_Stated exercise_: Reproduce all of the data exactly.

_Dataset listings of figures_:
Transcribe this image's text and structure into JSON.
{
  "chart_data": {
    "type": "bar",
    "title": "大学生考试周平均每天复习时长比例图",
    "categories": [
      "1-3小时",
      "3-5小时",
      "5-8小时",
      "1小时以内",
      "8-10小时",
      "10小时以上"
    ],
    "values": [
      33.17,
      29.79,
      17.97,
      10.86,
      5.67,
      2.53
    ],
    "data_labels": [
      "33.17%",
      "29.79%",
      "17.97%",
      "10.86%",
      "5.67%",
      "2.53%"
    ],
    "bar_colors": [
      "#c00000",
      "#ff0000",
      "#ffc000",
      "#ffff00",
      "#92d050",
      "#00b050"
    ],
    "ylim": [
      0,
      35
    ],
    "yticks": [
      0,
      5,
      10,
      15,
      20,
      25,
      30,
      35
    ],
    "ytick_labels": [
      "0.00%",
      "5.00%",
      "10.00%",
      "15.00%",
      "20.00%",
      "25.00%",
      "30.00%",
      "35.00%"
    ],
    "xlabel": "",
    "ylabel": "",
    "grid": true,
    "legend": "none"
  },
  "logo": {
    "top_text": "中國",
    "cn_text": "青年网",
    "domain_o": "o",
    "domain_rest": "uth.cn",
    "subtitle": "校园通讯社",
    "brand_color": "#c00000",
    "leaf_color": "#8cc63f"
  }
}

_Task output_:
Transcribe this image's text and structure into JSON.
{
  "chart_data": {
    "type": "bar",
    "title": "大学生考试周平均每天复习时长比例图",
    "categories": [
      "1-3小时",
      "3-5小时",
      "5-8小时",
      "1小时以内",
      "8-10小时",
      "10小时以上"
    ],
    "values": [
      33.17,
      29.79,
      17.97,
      10.86,
      5.67,
      2.53
    ],
    "data_labels": [
      "33.17%",
      "29.79%",
      "17.97%",
      "10.86%",
      "5.67%",
      "2.53%"
    ],
    "bar_colors": [
      "#c00000",
      "#ff0000",
      "#ffc000",
      "#ffff00",
      "#92d050",
      "#00b050"
    ],
    "ylim": [
      0,
      35
    ],
    "yticks": [
      0,
      5,
      10,
      15,
      20,
      25,
      30,
      35
    ],
    "ytick_labels": [
      "0.00%",
      "5.00%",
      "10.00%",
      "15.00%",
      "20.00%",
      "25.00%",
      "30.00%",
      "35.00%"
    ],
    "xlabel": "",
    "ylabel": "",
    "grid": true,
    "legend": "none"
  },
  "logo": {
    "top_text": "中國",
    "cn_text": "青年网",
    "domain_o": "o",
    "domain_rest": "uth.cn",
    "subtitle": "校园通讯社",
    "brand_color": "#c00000",
    "leaf_color": "#8cc63f"
  }
}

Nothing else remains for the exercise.